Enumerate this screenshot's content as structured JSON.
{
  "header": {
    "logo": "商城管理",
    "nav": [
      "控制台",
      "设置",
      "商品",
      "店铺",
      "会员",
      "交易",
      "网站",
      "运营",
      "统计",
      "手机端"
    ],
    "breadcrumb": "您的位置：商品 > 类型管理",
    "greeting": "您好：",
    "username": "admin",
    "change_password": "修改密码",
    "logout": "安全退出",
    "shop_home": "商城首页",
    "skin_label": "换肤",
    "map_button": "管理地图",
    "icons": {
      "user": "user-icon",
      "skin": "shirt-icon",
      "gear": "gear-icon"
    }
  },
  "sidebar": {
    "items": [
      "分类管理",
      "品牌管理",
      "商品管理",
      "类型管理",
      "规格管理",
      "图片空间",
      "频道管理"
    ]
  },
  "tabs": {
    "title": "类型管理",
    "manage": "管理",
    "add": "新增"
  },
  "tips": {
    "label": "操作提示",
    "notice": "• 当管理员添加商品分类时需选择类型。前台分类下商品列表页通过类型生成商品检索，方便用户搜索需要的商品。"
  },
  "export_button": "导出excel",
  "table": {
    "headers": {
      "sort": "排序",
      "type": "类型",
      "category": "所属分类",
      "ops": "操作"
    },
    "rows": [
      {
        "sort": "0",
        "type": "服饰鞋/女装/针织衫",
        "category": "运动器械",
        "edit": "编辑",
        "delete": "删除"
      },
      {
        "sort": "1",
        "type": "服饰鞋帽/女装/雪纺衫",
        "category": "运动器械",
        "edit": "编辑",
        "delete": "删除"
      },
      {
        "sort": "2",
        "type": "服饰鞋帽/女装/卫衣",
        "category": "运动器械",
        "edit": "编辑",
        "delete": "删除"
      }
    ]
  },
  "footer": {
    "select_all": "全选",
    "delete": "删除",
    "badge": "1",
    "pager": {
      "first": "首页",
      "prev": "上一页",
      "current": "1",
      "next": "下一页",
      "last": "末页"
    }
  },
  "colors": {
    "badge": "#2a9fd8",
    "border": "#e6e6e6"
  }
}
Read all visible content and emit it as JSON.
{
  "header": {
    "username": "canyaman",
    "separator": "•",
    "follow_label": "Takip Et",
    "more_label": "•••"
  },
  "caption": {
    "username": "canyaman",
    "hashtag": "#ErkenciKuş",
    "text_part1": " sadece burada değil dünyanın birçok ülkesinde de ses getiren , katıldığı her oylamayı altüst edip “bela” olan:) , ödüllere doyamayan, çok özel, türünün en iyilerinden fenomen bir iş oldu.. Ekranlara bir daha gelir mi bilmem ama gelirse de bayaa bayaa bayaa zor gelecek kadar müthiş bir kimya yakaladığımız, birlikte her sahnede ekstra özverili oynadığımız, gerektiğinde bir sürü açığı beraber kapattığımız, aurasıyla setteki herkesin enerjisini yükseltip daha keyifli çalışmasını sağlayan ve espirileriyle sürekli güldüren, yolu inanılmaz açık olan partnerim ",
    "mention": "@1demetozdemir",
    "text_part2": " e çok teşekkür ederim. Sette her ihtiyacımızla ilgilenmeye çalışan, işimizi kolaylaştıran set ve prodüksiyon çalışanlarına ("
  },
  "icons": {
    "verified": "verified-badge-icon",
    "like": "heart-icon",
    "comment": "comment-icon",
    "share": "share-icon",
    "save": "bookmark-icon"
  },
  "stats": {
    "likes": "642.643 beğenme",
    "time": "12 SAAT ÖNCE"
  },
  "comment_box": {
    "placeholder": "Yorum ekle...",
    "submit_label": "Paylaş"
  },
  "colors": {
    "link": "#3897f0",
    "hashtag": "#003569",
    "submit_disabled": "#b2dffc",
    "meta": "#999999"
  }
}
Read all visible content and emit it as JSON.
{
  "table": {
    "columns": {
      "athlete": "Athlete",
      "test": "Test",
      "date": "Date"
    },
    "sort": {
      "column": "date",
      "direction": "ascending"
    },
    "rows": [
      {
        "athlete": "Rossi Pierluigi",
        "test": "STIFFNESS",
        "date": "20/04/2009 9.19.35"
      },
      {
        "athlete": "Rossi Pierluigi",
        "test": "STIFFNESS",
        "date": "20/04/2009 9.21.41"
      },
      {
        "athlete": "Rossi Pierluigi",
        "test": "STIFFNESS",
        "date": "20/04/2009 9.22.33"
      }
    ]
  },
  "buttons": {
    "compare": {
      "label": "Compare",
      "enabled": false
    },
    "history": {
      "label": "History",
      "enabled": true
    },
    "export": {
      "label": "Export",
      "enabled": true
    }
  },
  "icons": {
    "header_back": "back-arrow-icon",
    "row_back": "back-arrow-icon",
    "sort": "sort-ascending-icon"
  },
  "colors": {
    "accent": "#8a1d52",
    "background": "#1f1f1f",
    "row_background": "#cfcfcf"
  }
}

══════════

*Exercise requirements*
From the data, collect all lines where the string "badge" appears.

*Task solution*
    "badge": "1",
    "badge": "#2a9fd8",
    "verified": "verified-badge-icon",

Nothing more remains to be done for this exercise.